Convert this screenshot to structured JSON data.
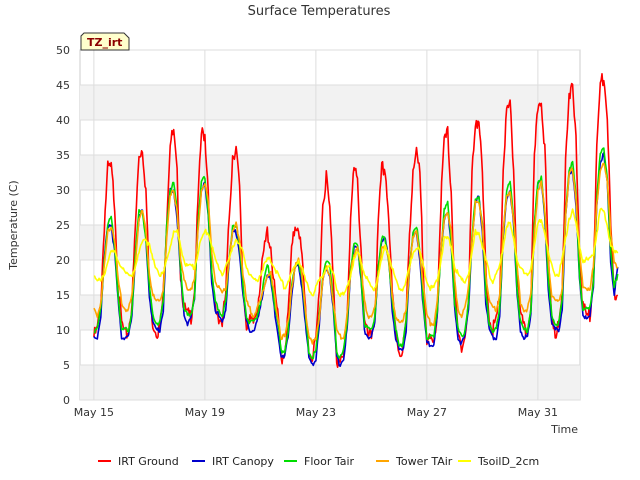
{
  "chart_data": {
    "type": "line",
    "title": "Surface Temperatures",
    "xlabel": "Time",
    "ylabel": "Temperature (C)",
    "badge": "TZ_irt",
    "ylim": [
      0,
      50
    ],
    "yticks": [
      0,
      5,
      10,
      15,
      20,
      25,
      30,
      35,
      40,
      45,
      50
    ],
    "x_start": "May 15",
    "x_end": "Jun 1",
    "xticks": [
      {
        "day": 0,
        "label": "May 15"
      },
      {
        "day": 4,
        "label": "May 19"
      },
      {
        "day": 8,
        "label": "May 23"
      },
      {
        "day": 12,
        "label": "May 27"
      },
      {
        "day": 16,
        "label": "May 31"
      }
    ],
    "grid": true,
    "legend_position": "bottom",
    "sample_step_days": 0.125,
    "series": [
      {
        "name": "IRT Ground",
        "color": "#ff0000",
        "values": [
          9,
          10,
          14,
          25,
          33,
          33,
          28,
          16,
          11,
          9,
          10,
          14,
          25,
          35,
          36,
          30,
          16,
          11,
          10,
          10,
          15,
          26,
          37,
          38,
          32,
          18,
          13,
          12,
          12,
          16,
          28,
          38,
          38,
          30,
          17,
          13,
          12,
          11,
          15,
          26,
          35,
          36,
          30,
          16,
          11,
          11,
          11,
          13,
          17,
          21,
          24,
          22,
          16,
          12,
          6,
          7,
          12,
          21,
          25,
          25,
          20,
          13,
          7,
          6,
          8,
          16,
          28,
          32,
          27,
          18,
          6,
          5,
          6,
          12,
          26,
          33,
          31,
          22,
          11,
          9,
          9,
          12,
          25,
          33,
          33,
          26,
          15,
          10,
          7,
          7,
          11,
          24,
          33,
          35,
          32,
          18,
          9,
          8,
          8,
          13,
          28,
          37,
          38,
          30,
          16,
          9,
          8,
          9,
          14,
          32,
          40,
          40,
          32,
          18,
          12,
          10,
          11,
          15,
          33,
          41,
          42,
          33,
          18,
          12,
          10,
          10,
          14,
          34,
          42,
          43,
          36,
          20,
          12,
          10,
          10,
          15,
          35,
          44,
          44,
          37,
          21,
          13,
          12,
          12,
          18,
          36,
          45,
          46,
          41,
          24,
          15,
          15
        ]
      },
      {
        "name": "IRT Canopy",
        "color": "#0000cc",
        "values": [
          9,
          9,
          12,
          20,
          25,
          25,
          21,
          14,
          9,
          9,
          9,
          12,
          21,
          26,
          27,
          23,
          15,
          11,
          10,
          10,
          13,
          24,
          30,
          30,
          26,
          18,
          12,
          11,
          12,
          14,
          25,
          30,
          31,
          26,
          17,
          13,
          12,
          11,
          13,
          20,
          24,
          24,
          21,
          15,
          11,
          10,
          10,
          11,
          13,
          16,
          18,
          17,
          13,
          10,
          6,
          6,
          9,
          15,
          19,
          19,
          16,
          11,
          6,
          5,
          6,
          11,
          17,
          19,
          18,
          13,
          6,
          5,
          6,
          10,
          18,
          22,
          22,
          17,
          10,
          9,
          9,
          11,
          19,
          23,
          23,
          20,
          13,
          9,
          7,
          7,
          10,
          19,
          23,
          24,
          20,
          13,
          8,
          8,
          8,
          12,
          21,
          26,
          27,
          22,
          13,
          9,
          8,
          9,
          13,
          23,
          28,
          29,
          24,
          14,
          10,
          9,
          9,
          12,
          23,
          29,
          30,
          25,
          15,
          10,
          9,
          9,
          12,
          25,
          31,
          31,
          26,
          16,
          11,
          10,
          10,
          13,
          26,
          32,
          33,
          28,
          17,
          12,
          12,
          12,
          16,
          28,
          34,
          35,
          31,
          20,
          15,
          19
        ]
      },
      {
        "name": "Floor Tair",
        "color": "#00dd00",
        "values": [
          10,
          10,
          13,
          20,
          25,
          26,
          22,
          15,
          10,
          10,
          10,
          13,
          21,
          27,
          27,
          23,
          16,
          12,
          11,
          11,
          14,
          25,
          30,
          31,
          27,
          19,
          13,
          12,
          12,
          15,
          25,
          31,
          32,
          27,
          18,
          14,
          13,
          12,
          14,
          20,
          25,
          25,
          22,
          16,
          12,
          11,
          11,
          12,
          14,
          17,
          19,
          18,
          14,
          11,
          7,
          7,
          10,
          16,
          19,
          20,
          17,
          12,
          7,
          6,
          7,
          12,
          18,
          20,
          19,
          14,
          7,
          6,
          7,
          11,
          19,
          22,
          22,
          18,
          11,
          10,
          10,
          12,
          19,
          23,
          23,
          20,
          14,
          10,
          8,
          8,
          11,
          19,
          24,
          25,
          21,
          14,
          9,
          9,
          9,
          13,
          21,
          27,
          28,
          23,
          14,
          10,
          9,
          10,
          14,
          23,
          29,
          29,
          25,
          15,
          11,
          10,
          10,
          13,
          24,
          30,
          31,
          26,
          16,
          11,
          10,
          10,
          13,
          25,
          31,
          32,
          27,
          17,
          12,
          11,
          11,
          14,
          27,
          33,
          34,
          29,
          18,
          13,
          13,
          13,
          17,
          29,
          35,
          36,
          32,
          21,
          16,
          18
        ]
      },
      {
        "name": "Tower TAir",
        "color": "#ffa500",
        "values": [
          13,
          12,
          14,
          19,
          24,
          25,
          23,
          17,
          14,
          13,
          13,
          15,
          20,
          26,
          27,
          24,
          18,
          15,
          14,
          14,
          16,
          23,
          29,
          30,
          27,
          20,
          17,
          16,
          16,
          17,
          24,
          30,
          31,
          28,
          21,
          17,
          16,
          15,
          16,
          20,
          24,
          25,
          23,
          18,
          14,
          13,
          12,
          13,
          14,
          16,
          18,
          18,
          15,
          12,
          9,
          9,
          11,
          16,
          19,
          20,
          18,
          13,
          9,
          8,
          9,
          12,
          17,
          19,
          18,
          14,
          10,
          9,
          9,
          12,
          18,
          21,
          22,
          19,
          14,
          12,
          12,
          13,
          18,
          22,
          22,
          20,
          15,
          12,
          11,
          11,
          13,
          19,
          23,
          24,
          21,
          16,
          12,
          11,
          11,
          14,
          21,
          26,
          27,
          24,
          17,
          13,
          12,
          13,
          16,
          23,
          28,
          28,
          25,
          18,
          14,
          13,
          13,
          15,
          24,
          29,
          30,
          26,
          19,
          14,
          13,
          13,
          15,
          24,
          30,
          31,
          27,
          20,
          15,
          14,
          14,
          16,
          26,
          32,
          33,
          29,
          21,
          16,
          16,
          16,
          19,
          28,
          33,
          34,
          31,
          24,
          20,
          19
        ]
      },
      {
        "name": "TsoilD_2cm",
        "color": "#ffff00",
        "values": [
          18,
          17,
          17,
          18,
          20,
          21,
          21,
          20,
          19,
          18,
          18,
          18,
          19,
          21,
          23,
          23,
          22,
          20,
          19,
          18,
          18,
          20,
          22,
          24,
          24,
          22,
          20,
          19,
          19,
          19,
          21,
          23,
          24,
          24,
          22,
          20,
          19,
          18,
          19,
          20,
          22,
          23,
          22,
          21,
          19,
          18,
          17,
          17,
          18,
          19,
          20,
          20,
          19,
          18,
          17,
          16,
          17,
          18,
          19,
          20,
          19,
          17,
          16,
          15,
          16,
          17,
          18,
          19,
          19,
          18,
          16,
          15,
          15,
          16,
          18,
          20,
          21,
          20,
          18,
          17,
          16,
          16,
          18,
          20,
          22,
          21,
          19,
          17,
          16,
          16,
          17,
          19,
          21,
          22,
          21,
          19,
          17,
          16,
          16,
          17,
          20,
          23,
          23,
          22,
          19,
          18,
          17,
          17,
          18,
          21,
          24,
          24,
          22,
          20,
          18,
          17,
          18,
          19,
          22,
          25,
          25,
          23,
          20,
          19,
          18,
          18,
          19,
          22,
          25,
          26,
          24,
          21,
          19,
          18,
          18,
          20,
          23,
          26,
          27,
          25,
          22,
          20,
          20,
          20,
          21,
          24,
          27,
          27,
          25,
          22,
          21,
          21
        ]
      }
    ]
  }
}
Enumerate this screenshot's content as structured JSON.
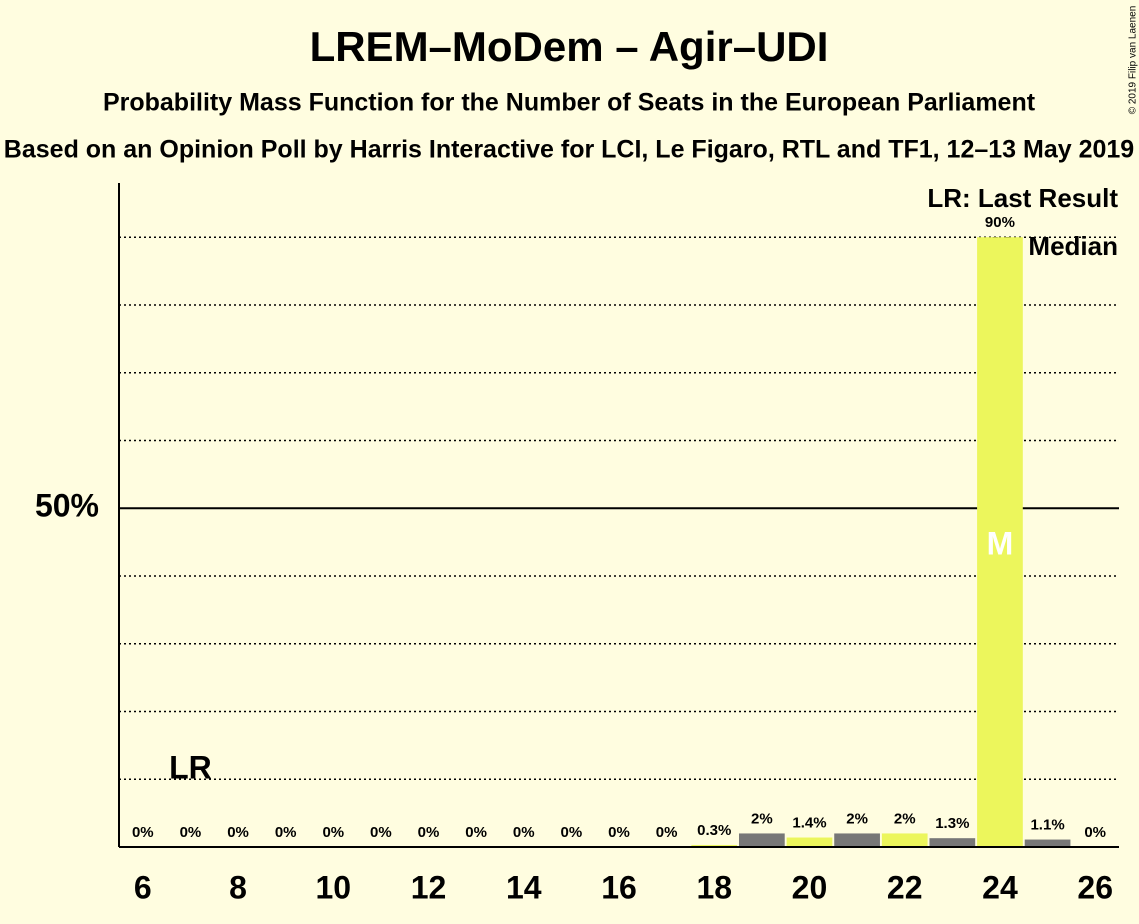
{
  "chart_data": {
    "type": "bar",
    "title": "LREM–MoDem – Agir–UDI",
    "subtitle": "Probability Mass Function for the Number of Seats in the European Parliament",
    "subtitle2": "Based on an Opinion Poll by Harris Interactive for LCI, Le Figaro, RTL and TF1, 12–13 May 2019",
    "copyright": "© 2019 Filip van Laenen",
    "x": [
      6,
      7,
      8,
      9,
      10,
      11,
      12,
      13,
      14,
      15,
      16,
      17,
      18,
      19,
      20,
      21,
      22,
      23,
      24,
      25,
      26
    ],
    "values": [
      0,
      0,
      0,
      0,
      0,
      0,
      0,
      0,
      0,
      0,
      0,
      0,
      0.3,
      2,
      1.4,
      2,
      2,
      1.3,
      90,
      1.1,
      0
    ],
    "value_labels": [
      "0%",
      "0%",
      "0%",
      "0%",
      "0%",
      "0%",
      "0%",
      "0%",
      "0%",
      "0%",
      "0%",
      "0%",
      "0.3%",
      "2%",
      "1.4%",
      "2%",
      "2%",
      "1.3%",
      "90%",
      "1.1%",
      "0%"
    ],
    "colors": [
      "#ecf65c",
      "#777777",
      "#ecf65c",
      "#777777",
      "#ecf65c",
      "#777777",
      "#ecf65c",
      "#777777",
      "#ecf65c",
      "#777777",
      "#ecf65c",
      "#777777",
      "#ecf65c",
      "#777777",
      "#ecf65c",
      "#777777",
      "#ecf65c",
      "#777777",
      "#ecf65c",
      "#777777",
      "#ecf65c"
    ],
    "xlim": [
      5.5,
      26.5
    ],
    "xticks": [
      6,
      8,
      10,
      12,
      14,
      16,
      18,
      20,
      22,
      24,
      26
    ],
    "ylim": [
      0,
      98
    ],
    "yticks": [
      {
        "value": 50,
        "label": "50%"
      }
    ],
    "minor_yticks": [
      10,
      20,
      30,
      40,
      60,
      70,
      80,
      90
    ],
    "last_result": {
      "x": 7,
      "label": "LR"
    },
    "median": {
      "x": 24,
      "label": "M"
    },
    "legend": [
      "LR: Last Result",
      "M: Median"
    ]
  }
}
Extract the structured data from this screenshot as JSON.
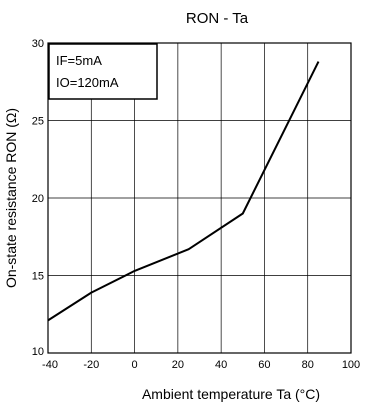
{
  "chart_data": {
    "type": "line",
    "title": "RON - Ta",
    "xlabel": "Ambient temperature Ta (°C)",
    "ylabel": "On-state resistance RON (Ω)",
    "xlim": [
      -40,
      100
    ],
    "ylim": [
      10,
      30
    ],
    "xticks": [
      -40,
      -20,
      0,
      20,
      40,
      60,
      80,
      100
    ],
    "yticks": [
      10,
      15,
      20,
      25,
      30
    ],
    "grid": true,
    "legend_box": [
      "IF=5mA",
      "IO=120mA"
    ],
    "series": [
      {
        "x": [
          -40,
          -20,
          0,
          25,
          50,
          85
        ],
        "y": [
          12.1,
          13.9,
          15.3,
          16.7,
          19.0,
          28.8
        ]
      }
    ],
    "colors": {
      "line": "#000000",
      "grid": "#000000",
      "background": "#ffffff"
    }
  }
}
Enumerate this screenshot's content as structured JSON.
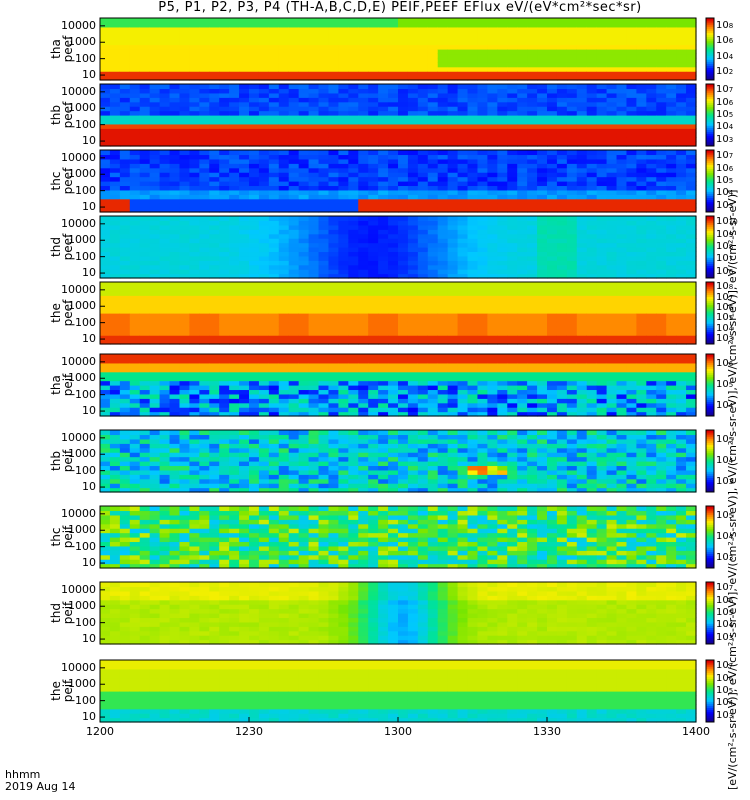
{
  "chart_data": {
    "type": "heatmap",
    "title": "P5, P1, P2, P3, P4 (TH-A,B,C,D,E) PEIF,PEEF EFlux eV/(eV*cm²*sec*sr)",
    "x_axis": {
      "tick_labels": [
        "1200",
        "1230",
        "1300",
        "1330",
        "1400"
      ],
      "time_range": [
        "12:00",
        "14:00"
      ],
      "date": "2019 Aug 14",
      "corner_label": "hhmm"
    },
    "y_axis": {
      "scale": "log",
      "range": [
        5,
        30000
      ],
      "tick_labels": [
        "10",
        "100",
        "1000",
        "10000"
      ]
    },
    "colorbar_label": "[eV/(cm²-s-sr-eV)], eV/(cm²-s-sr-eV)], eV/(cm²-s-sr-eV)], eV/(cm²-s-sr-eV)], eV/(cm²-s-sr-eV)], eV/(cm²-s-sr-eV)]",
    "panels": [
      {
        "probe": "tha",
        "species": "peef",
        "cb_exps": [
          2,
          4,
          6,
          8
        ],
        "desc": "yellow-green, band at low energy"
      },
      {
        "probe": "thb",
        "species": "peef",
        "cb_exps": [
          3,
          4,
          5,
          6,
          7
        ],
        "desc": "blue above, red band below ~50 eV"
      },
      {
        "probe": "thc",
        "species": "peef",
        "cb_exps": [
          3,
          4,
          5,
          6,
          7
        ],
        "desc": "blue above, red band near 10 eV"
      },
      {
        "probe": "thd",
        "species": "peef",
        "cb_exps": [
          6,
          7,
          8,
          9,
          10
        ],
        "desc": "cyan with blue dip mid-interval"
      },
      {
        "probe": "the",
        "species": "peef",
        "cb_exps": [
          3,
          4,
          5,
          6,
          7,
          8
        ],
        "desc": "yellow/orange with red band"
      },
      {
        "probe": "tha",
        "species": "peif",
        "cb_exps": [
          4,
          5,
          6
        ],
        "desc": "red at high energy, noisy blue below"
      },
      {
        "probe": "thb",
        "species": "peif",
        "cb_exps": [
          3,
          4,
          5
        ],
        "desc": "noisy blue/cyan"
      },
      {
        "probe": "thc",
        "species": "peif",
        "cb_exps": [
          3,
          4,
          5
        ],
        "desc": "noisy cyan/green"
      },
      {
        "probe": "thd",
        "species": "peif",
        "cb_exps": [
          3,
          4,
          5,
          6,
          7
        ],
        "desc": "yellow-green with blue column"
      },
      {
        "probe": "the",
        "species": "peif",
        "cb_exps": [
          3,
          4,
          5,
          6,
          7
        ],
        "desc": "yellow/green, blue at low energy"
      }
    ]
  }
}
--------------------
* [THE EXERCISE]
From the data above, pick out each line containing "green" and copy it.

* [SOLUTION BELOW]
        "desc": "yellow-green, band at low energy"
        "desc": "noisy cyan/green"
        "desc": "yellow-green with blue column"
        "desc": "yellow/green, blue at low energy"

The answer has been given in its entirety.